#### WRITTEN TASK:
Below is a block of records; repeat each one exactly.

Dataset records:
--- start ---

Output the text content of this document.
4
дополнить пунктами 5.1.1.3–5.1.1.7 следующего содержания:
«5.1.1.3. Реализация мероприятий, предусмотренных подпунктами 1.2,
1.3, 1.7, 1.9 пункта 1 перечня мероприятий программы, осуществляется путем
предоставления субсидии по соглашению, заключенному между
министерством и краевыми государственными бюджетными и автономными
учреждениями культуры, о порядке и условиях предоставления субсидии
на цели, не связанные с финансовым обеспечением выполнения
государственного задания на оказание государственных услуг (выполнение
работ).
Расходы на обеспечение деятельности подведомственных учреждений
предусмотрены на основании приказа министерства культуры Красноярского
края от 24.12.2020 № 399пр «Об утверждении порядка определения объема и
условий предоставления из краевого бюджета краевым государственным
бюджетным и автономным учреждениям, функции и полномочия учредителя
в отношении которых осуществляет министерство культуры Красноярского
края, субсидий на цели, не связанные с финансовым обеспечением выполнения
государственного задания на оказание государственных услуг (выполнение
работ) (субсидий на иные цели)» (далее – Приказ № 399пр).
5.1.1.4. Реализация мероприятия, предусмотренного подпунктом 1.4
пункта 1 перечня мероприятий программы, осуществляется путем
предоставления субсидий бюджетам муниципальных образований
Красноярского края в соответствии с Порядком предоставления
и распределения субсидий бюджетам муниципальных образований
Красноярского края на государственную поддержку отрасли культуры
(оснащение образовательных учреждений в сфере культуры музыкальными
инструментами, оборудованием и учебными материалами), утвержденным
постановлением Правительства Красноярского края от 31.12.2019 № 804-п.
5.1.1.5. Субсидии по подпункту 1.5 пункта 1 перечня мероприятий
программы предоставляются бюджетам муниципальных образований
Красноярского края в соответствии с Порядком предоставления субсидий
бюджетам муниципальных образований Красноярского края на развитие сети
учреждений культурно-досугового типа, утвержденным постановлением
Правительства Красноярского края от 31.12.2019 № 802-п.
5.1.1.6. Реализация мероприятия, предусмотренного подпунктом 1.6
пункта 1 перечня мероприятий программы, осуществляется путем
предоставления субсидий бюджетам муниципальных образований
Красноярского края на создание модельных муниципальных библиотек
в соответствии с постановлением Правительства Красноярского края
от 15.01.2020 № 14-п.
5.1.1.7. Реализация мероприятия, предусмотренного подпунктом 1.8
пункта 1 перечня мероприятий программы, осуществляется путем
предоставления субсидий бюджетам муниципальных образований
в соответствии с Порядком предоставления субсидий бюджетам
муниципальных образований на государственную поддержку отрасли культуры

--- end ---

#### RESPONSE TO THE EXERCISE:
Output the text content of this document.
4
дополнить пунктами 5.1.1.3–5.1.1.7 следующего содержания:
«5.1.1.3. Реализация мероприятий, предусмотренных подпунктами 1.2,
1.3, 1.7, 1.9 пункта 1 перечня мероприятий программы, осуществляется путем
предоставления субсидии по соглашению, заключенному между
министерством и краевыми государственными бюджетными и автономными
учреждениями культуры, о порядке и условиях предоставления субсидии
на цели, не связанные с финансовым обеспечением выполнения
государственного задания на оказание государственных услуг (выполнение
работ).
Расходы на обеспечение деятельности подведомственных учреждений
предусмотрены на основании приказа министерства культуры Красноярского
края от 24.12.2020 № 399пр «Об утверждении порядка определения объема и
условий предоставления из краевого бюджета краевым государственным
бюджетным и автономным учреждениям, функции и полномочия учредителя
в отношении которых осуществляет министерство культуры Красноярского
края, субсидий на цели, не связанные с финансовым обеспечением выполнения
государственного задания на оказание государственных услуг (выполнение
работ) (субсидий на иные цели)» (далее – Приказ № 399пр).
5.1.1.4. Реализация мероприятия, предусмотренного подпунктом 1.4
пункта 1 перечня мероприятий программы, осуществляется путем
предоставления субсидий бюджетам муниципальных образований
Красноярского края в соответствии с Порядком предоставления
и распределения субсидий бюджетам муниципальных образований
Красноярского края на государственную поддержку отрасли культуры
(оснащение образовательных учреждений в сфере культуры музыкальными
инструментами, оборудованием и учебными материалами), утвержденным
постановлением Правительства Красноярского края от 31.12.2019 № 804-п.
5.1.1.5. Субсидии по подпункту 1.5 пункта 1 перечня мероприятий
программы предоставляются бюджетам муниципальных образований
Красноярского края в соответствии с Порядком предоставления субсидий
бюджетам муниципальных образований Красноярского края на развитие сети
учреждений культурно-досугового типа, утвержденным постановлением
Правительства Красноярского края от 31.12.2019 № 802-п.
5.1.1.6. Реализация мероприятия, предусмотренного подпунктом 1.6
пункта 1 перечня мероприятий программы, осуществляется путем
предоставления субсидий бюджетам муниципальных образований
Красноярского края на создание модельных муниципальных библиотек
в соответствии с постановлением Правительства Красноярского края
от 15.01.2020 № 14-п.
5.1.1.7. Реализация мероприятия, предусмотренного подпунктом 1.8
пункта 1 перечня мероприятий программы, осуществляется путем
предоставления субсидий бюджетам муниципальных образований
в соответствии с Порядком предоставления субсидий бюджетам
муниципальных образований на государственную поддержку отрасли культуры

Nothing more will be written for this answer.